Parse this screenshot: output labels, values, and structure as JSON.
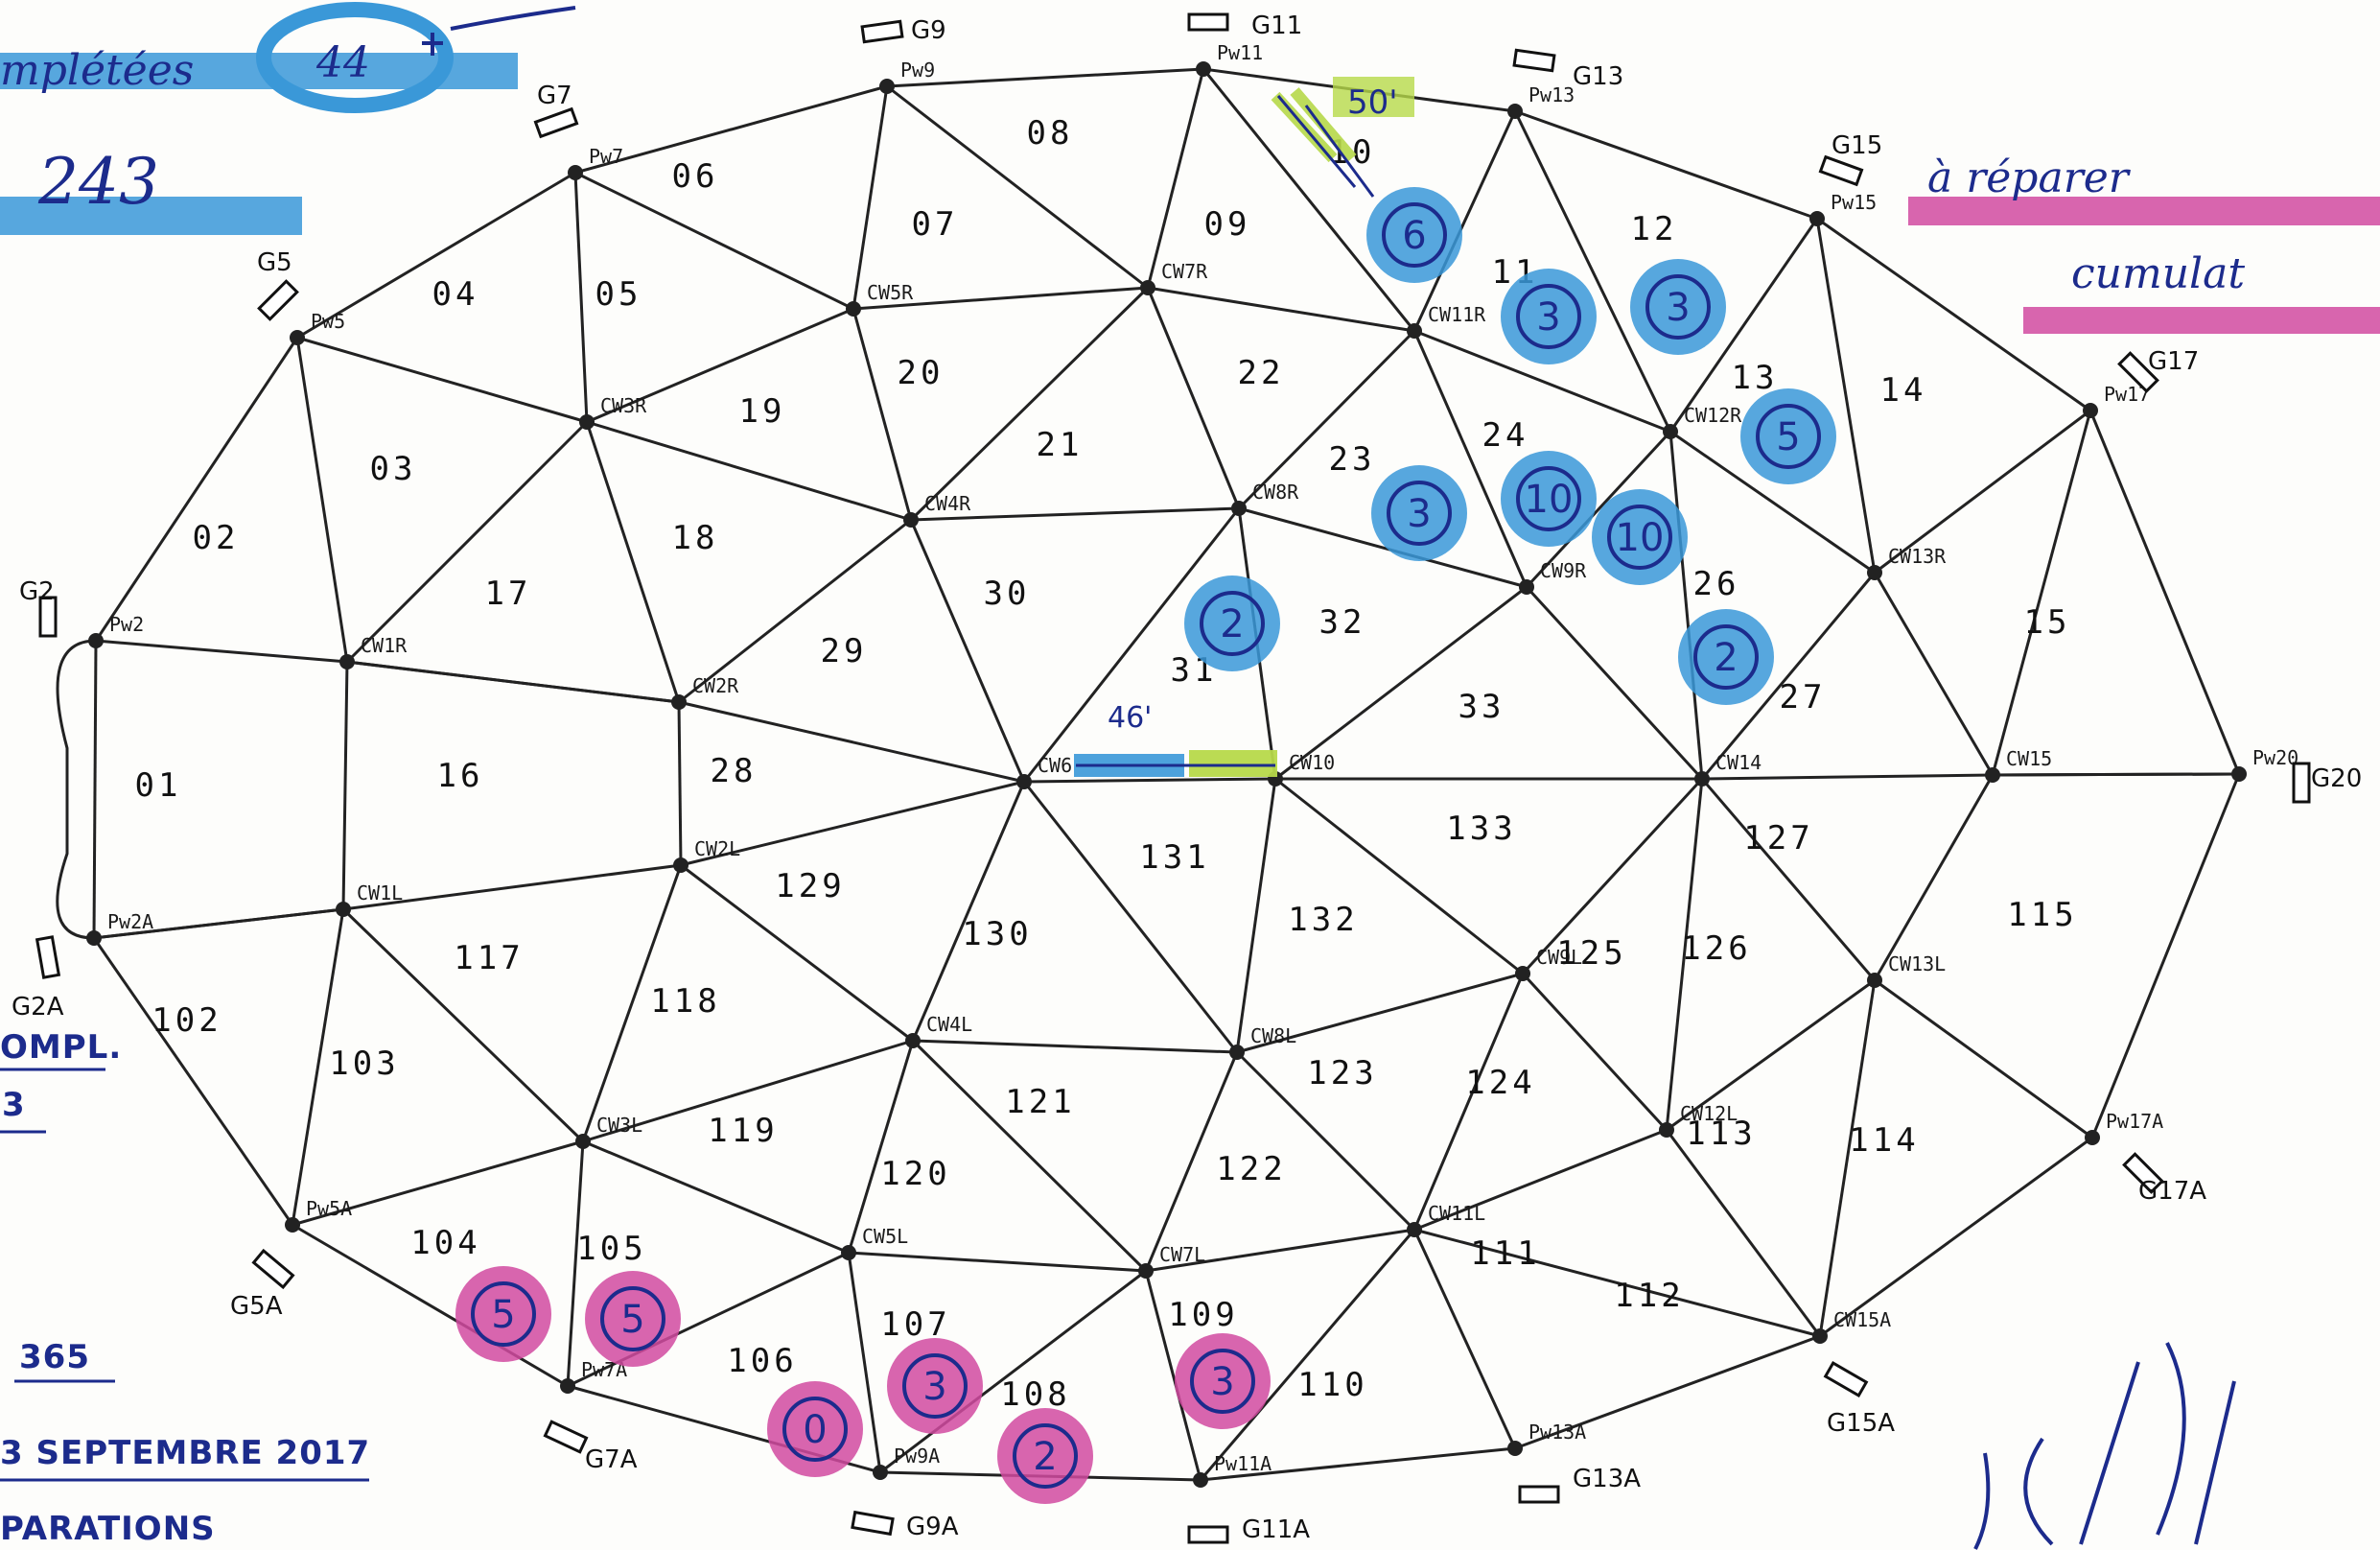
{
  "notes": {
    "completed_word": "mplétées",
    "completed_count": "44",
    "total_count": "243",
    "repair_line1": "à réparer",
    "repair_line2": "cumulat",
    "compl_label": "OMPL.",
    "compl_digit": "3",
    "count_365": "365",
    "date_text": "3 SEPTEMBRE 2017",
    "reparations": "PARATIONS",
    "length_50": "50'",
    "length_46": "46'"
  },
  "gages": [
    "G9",
    "G11",
    "G13",
    "G7",
    "G15",
    "G5",
    "G17",
    "G2",
    "G20",
    "G2A",
    "G17A",
    "G5A",
    "G15A",
    "G7A",
    "G13A",
    "G9A",
    "G11A"
  ],
  "nodes": [
    "Pw9",
    "Pw11",
    "Pw13",
    "Pw7",
    "Pw15",
    "Pw5",
    "CW7R",
    "CW5R",
    "CW11R",
    "Pw17",
    "CW3R",
    "CW12R",
    "CW4R",
    "CW8R",
    "CW13R",
    "Pw2",
    "CW1R",
    "CW9R",
    "CW2R",
    "CW6",
    "CW10",
    "CW14",
    "CW15",
    "Pw20",
    "CW2L",
    "CW1L",
    "Pw2A",
    "CW9L",
    "CW13L",
    "CW4L",
    "CW8L",
    "CW3L",
    "CW12L",
    "Pw17A",
    "Pw5A",
    "CW5L",
    "CW11L",
    "CW7L",
    "CW15A",
    "Pw7A",
    "Pw13A",
    "Pw9A",
    "Pw11A"
  ],
  "triangles": [
    "06",
    "08",
    "07",
    "09",
    "10",
    "04",
    "05",
    "12",
    "11",
    "20",
    "22",
    "19",
    "21",
    "14",
    "03",
    "24",
    "23",
    "02",
    "18",
    "13",
    "17",
    "26",
    "30",
    "29",
    "31",
    "32",
    "33",
    "27",
    "15",
    "01",
    "16",
    "28",
    "131",
    "133",
    "127",
    "129",
    "130",
    "132",
    "126",
    "125",
    "117",
    "115",
    "118",
    "102",
    "121",
    "103",
    "123",
    "124",
    "119",
    "113",
    "114",
    "120",
    "122",
    "111",
    "112",
    "104",
    "105",
    "107",
    "109",
    "106",
    "110",
    "108"
  ],
  "repair_marks": {
    "blue": [
      "6",
      "3",
      "3",
      "5",
      "3",
      "10",
      "10",
      "2",
      "2"
    ],
    "pink": [
      "5",
      "5",
      "0",
      "3",
      "2",
      "3"
    ]
  },
  "colors": {
    "ink": "#1c2b8c",
    "blue_highlight": "#3a98d8",
    "pink_highlight": "#d14aa0",
    "yellow_highlight": "#b7d94a"
  }
}
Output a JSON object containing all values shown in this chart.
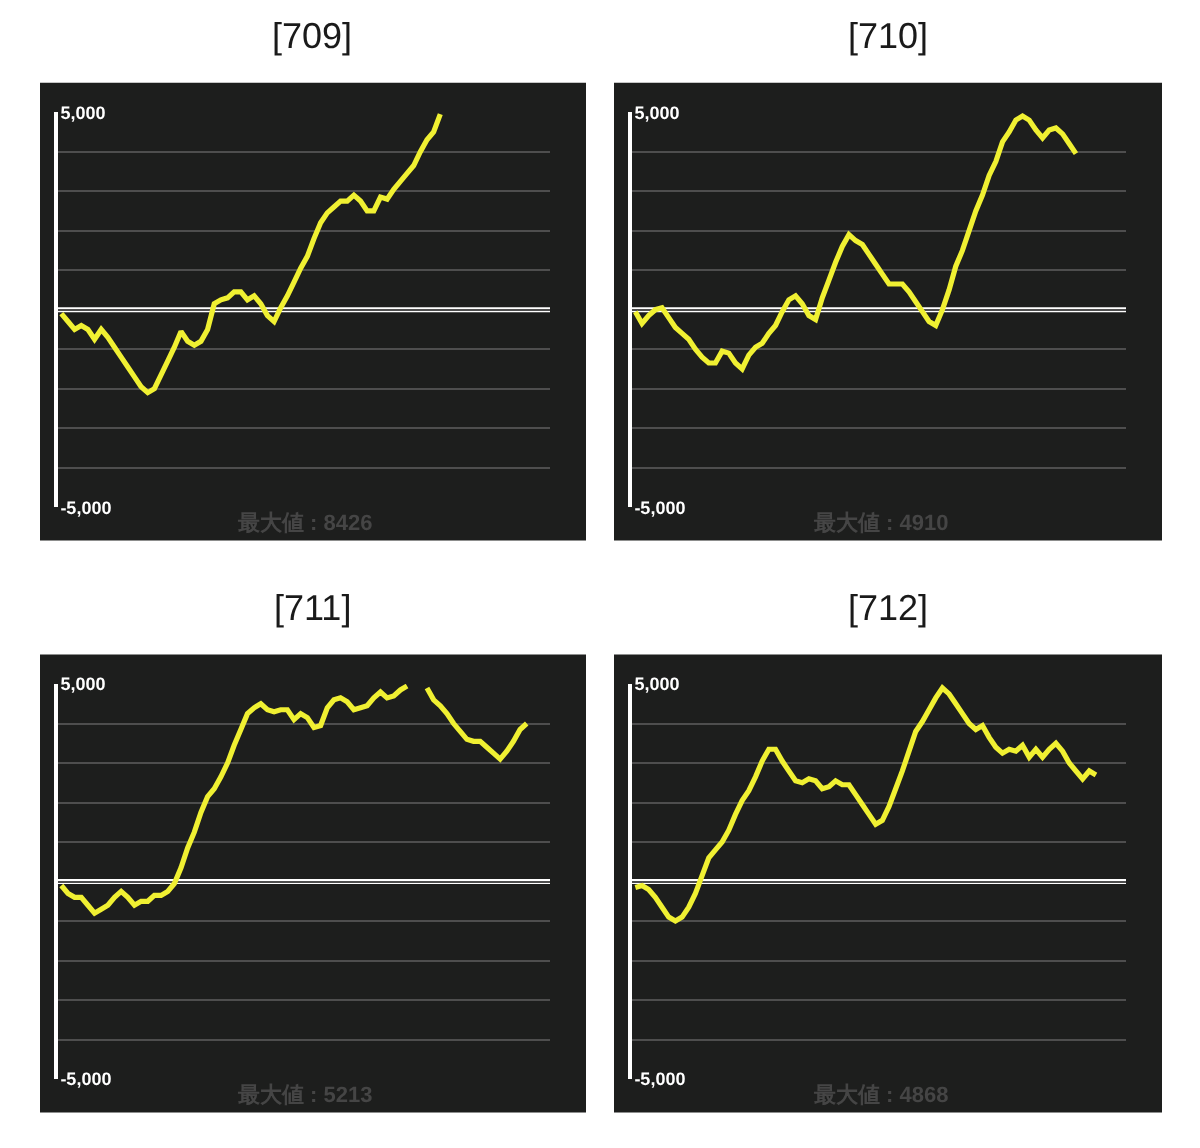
{
  "chart_data": [
    {
      "type": "line",
      "title": "[709]",
      "categories": [
        null,
        null,
        null,
        null,
        null,
        null,
        null,
        null,
        null,
        null,
        null,
        null,
        null,
        null,
        null,
        null,
        null,
        null,
        null,
        null,
        null,
        null,
        null,
        null,
        null,
        null,
        null,
        null,
        null,
        null,
        null,
        null,
        null,
        null,
        null,
        null,
        null,
        null,
        null,
        null,
        null,
        null,
        null,
        null,
        null,
        null,
        null,
        null,
        null,
        null,
        null,
        null,
        null,
        null,
        null,
        null,
        null,
        null,
        null,
        null,
        null,
        null,
        null,
        null,
        null,
        null,
        null,
        null,
        null,
        null,
        null,
        null,
        null,
        null
      ],
      "series": [
        {
          "color": "#f0f032",
          "values": [
            -100,
            -300,
            -500,
            -400,
            -500,
            -750,
            -500,
            -700,
            -950,
            -1200,
            -1450,
            -1700,
            -1950,
            -2100,
            -2000,
            -1650,
            -1300,
            -950,
            -550,
            -800,
            -900,
            -800,
            -500,
            150,
            250,
            300,
            450,
            450,
            250,
            350,
            150,
            -150,
            -300,
            50,
            350,
            700,
            1050,
            1350,
            1800,
            2200,
            2450,
            2600,
            2750,
            2750,
            2900,
            2750,
            2500,
            2500,
            2850,
            2800,
            3050,
            3250,
            3450,
            3650,
            4000,
            4300,
            4500,
            4950,
            null,
            null,
            null,
            null,
            null,
            null,
            null,
            null,
            null,
            null,
            null,
            null,
            null,
            null,
            null,
            null
          ]
        }
      ],
      "ylim": [
        -5000,
        5000
      ],
      "yticks": [
        {
          "value": -5000,
          "label": "-5,000"
        },
        {
          "value": -4000,
          "label": null
        },
        {
          "value": -3000,
          "label": null
        },
        {
          "value": -2000,
          "label": null
        },
        {
          "value": -1000,
          "label": null
        },
        {
          "value": 0,
          "label": null
        },
        {
          "value": 1000,
          "label": null
        },
        {
          "value": 2000,
          "label": null
        },
        {
          "value": 3000,
          "label": null
        },
        {
          "value": 4000,
          "label": null
        },
        {
          "value": 5000,
          "label": "5,000"
        }
      ],
      "grid": "y",
      "tick_labels": "y",
      "ref_lines": [
        {
          "axis": "y",
          "value": 0,
          "color": "#ffffff"
        }
      ],
      "annotations": [
        "最大値 : 8426"
      ]
    },
    {
      "type": "line",
      "title": "[710]",
      "categories": [
        null,
        null,
        null,
        null,
        null,
        null,
        null,
        null,
        null,
        null,
        null,
        null,
        null,
        null,
        null,
        null,
        null,
        null,
        null,
        null,
        null,
        null,
        null,
        null,
        null,
        null,
        null,
        null,
        null,
        null,
        null,
        null,
        null,
        null,
        null,
        null,
        null,
        null,
        null,
        null,
        null,
        null,
        null,
        null,
        null,
        null,
        null,
        null,
        null,
        null,
        null,
        null,
        null,
        null,
        null,
        null,
        null,
        null,
        null,
        null,
        null,
        null,
        null,
        null,
        null,
        null,
        null,
        null,
        null,
        null,
        null,
        null,
        null,
        null
      ],
      "series": [
        {
          "color": "#f0f032",
          "values": [
            -50,
            -350,
            -150,
            0,
            50,
            -200,
            -450,
            -600,
            -750,
            -1000,
            -1200,
            -1350,
            -1350,
            -1050,
            -1100,
            -1350,
            -1500,
            -1150,
            -950,
            -850,
            -600,
            -400,
            -50,
            250,
            350,
            150,
            -150,
            -250,
            300,
            750,
            1200,
            1600,
            1900,
            1750,
            1650,
            1400,
            1150,
            900,
            650,
            650,
            650,
            450,
            200,
            -50,
            -300,
            -400,
            0,
            500,
            1100,
            1500,
            2000,
            2500,
            2900,
            3400,
            3750,
            4250,
            4500,
            4800,
            4900,
            4800,
            4550,
            4350,
            4550,
            4600,
            4450,
            4200,
            3950,
            null,
            null,
            null,
            null,
            null,
            null,
            null
          ]
        }
      ],
      "ylim": [
        -5000,
        5000
      ],
      "yticks": [
        {
          "value": -5000,
          "label": "-5,000"
        },
        {
          "value": -4000,
          "label": null
        },
        {
          "value": -3000,
          "label": null
        },
        {
          "value": -2000,
          "label": null
        },
        {
          "value": -1000,
          "label": null
        },
        {
          "value": 0,
          "label": null
        },
        {
          "value": 1000,
          "label": null
        },
        {
          "value": 2000,
          "label": null
        },
        {
          "value": 3000,
          "label": null
        },
        {
          "value": 4000,
          "label": null
        },
        {
          "value": 5000,
          "label": "5,000"
        }
      ],
      "grid": "y",
      "tick_labels": "y",
      "ref_lines": [
        {
          "axis": "y",
          "value": 0,
          "color": "#ffffff"
        }
      ],
      "annotations": [
        "最大値 : 4910"
      ]
    },
    {
      "type": "line",
      "title": "[711]",
      "categories": [
        null,
        null,
        null,
        null,
        null,
        null,
        null,
        null,
        null,
        null,
        null,
        null,
        null,
        null,
        null,
        null,
        null,
        null,
        null,
        null,
        null,
        null,
        null,
        null,
        null,
        null,
        null,
        null,
        null,
        null,
        null,
        null,
        null,
        null,
        null,
        null,
        null,
        null,
        null,
        null,
        null,
        null,
        null,
        null,
        null,
        null,
        null,
        null,
        null,
        null,
        null,
        null,
        null,
        null,
        null,
        null,
        null,
        null,
        null,
        null,
        null,
        null,
        null,
        null,
        null,
        null,
        null,
        null,
        null,
        null,
        null,
        null,
        null,
        null
      ],
      "series": [
        {
          "color": "#f0f032",
          "values": [
            -100,
            -300,
            -400,
            -400,
            -600,
            -800,
            -700,
            -600,
            -400,
            -250,
            -400,
            -600,
            -500,
            -500,
            -350,
            -350,
            -250,
            -50,
            350,
            850,
            1250,
            1750,
            2150,
            2350,
            2650,
            3000,
            3450,
            3850,
            4250,
            4400,
            4500,
            4350,
            4300,
            4350,
            4350,
            4100,
            4250,
            4150,
            3900,
            3950,
            4400,
            4600,
            4650,
            4550,
            4350,
            4400,
            4450,
            4650,
            4800,
            4650,
            4700,
            4850,
            4950,
            null,
            null,
            4900,
            4600,
            4450,
            4250,
            4000,
            3800,
            3600,
            3550,
            3550,
            3400,
            3250,
            3100,
            3300,
            3550,
            3850,
            4000,
            null,
            null,
            null
          ]
        }
      ],
      "ylim": [
        -5000,
        5000
      ],
      "yticks": [
        {
          "value": -5000,
          "label": "-5,000"
        },
        {
          "value": -4000,
          "label": null
        },
        {
          "value": -3000,
          "label": null
        },
        {
          "value": -2000,
          "label": null
        },
        {
          "value": -1000,
          "label": null
        },
        {
          "value": 0,
          "label": null
        },
        {
          "value": 1000,
          "label": null
        },
        {
          "value": 2000,
          "label": null
        },
        {
          "value": 3000,
          "label": null
        },
        {
          "value": 4000,
          "label": null
        },
        {
          "value": 5000,
          "label": "5,000"
        }
      ],
      "grid": "y",
      "tick_labels": "y",
      "ref_lines": [
        {
          "axis": "y",
          "value": 0,
          "color": "#ffffff"
        }
      ],
      "annotations": [
        "最大値 : 5213"
      ]
    },
    {
      "type": "line",
      "title": "[712]",
      "categories": [
        null,
        null,
        null,
        null,
        null,
        null,
        null,
        null,
        null,
        null,
        null,
        null,
        null,
        null,
        null,
        null,
        null,
        null,
        null,
        null,
        null,
        null,
        null,
        null,
        null,
        null,
        null,
        null,
        null,
        null,
        null,
        null,
        null,
        null,
        null,
        null,
        null,
        null,
        null,
        null,
        null,
        null,
        null,
        null,
        null,
        null,
        null,
        null,
        null,
        null,
        null,
        null,
        null,
        null,
        null,
        null,
        null,
        null,
        null,
        null,
        null,
        null,
        null,
        null,
        null,
        null,
        null,
        null,
        null,
        null,
        null,
        null,
        null,
        null
      ],
      "series": [
        {
          "color": "#f0f032",
          "values": [
            -150,
            -100,
            -200,
            -400,
            -650,
            -900,
            -1000,
            -900,
            -650,
            -300,
            150,
            600,
            800,
            1000,
            1300,
            1700,
            2050,
            2300,
            2650,
            3050,
            3350,
            3350,
            3050,
            2800,
            2550,
            2500,
            2600,
            2550,
            2350,
            2400,
            2550,
            2450,
            2450,
            2200,
            1950,
            1700,
            1450,
            1550,
            1900,
            2350,
            2800,
            3300,
            3800,
            4050,
            4350,
            4650,
            4900,
            4750,
            4500,
            4250,
            4000,
            3850,
            3950,
            3650,
            3400,
            3250,
            3350,
            3300,
            3450,
            3150,
            3350,
            3150,
            3350,
            3500,
            3300,
            3000,
            2800,
            2600,
            2800,
            2700,
            null,
            null,
            null,
            null
          ]
        }
      ],
      "ylim": [
        -5000,
        5000
      ],
      "yticks": [
        {
          "value": -5000,
          "label": "-5,000"
        },
        {
          "value": -4000,
          "label": null
        },
        {
          "value": -3000,
          "label": null
        },
        {
          "value": -2000,
          "label": null
        },
        {
          "value": -1000,
          "label": null
        },
        {
          "value": 0,
          "label": null
        },
        {
          "value": 1000,
          "label": null
        },
        {
          "value": 2000,
          "label": null
        },
        {
          "value": 3000,
          "label": null
        },
        {
          "value": 4000,
          "label": null
        },
        {
          "value": 5000,
          "label": "5,000"
        }
      ],
      "grid": "y",
      "tick_labels": "y",
      "ref_lines": [
        {
          "axis": "y",
          "value": 0,
          "color": "#ffffff"
        }
      ],
      "annotations": [
        "最大値 : 4868"
      ]
    }
  ]
}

-- The problem --
Find every line above that contains the word "this", and return each one.

-- Response --
Parse this screenshot: output labels, values, and structure as JSON.
Output a JSON object containing all values shown in this chart.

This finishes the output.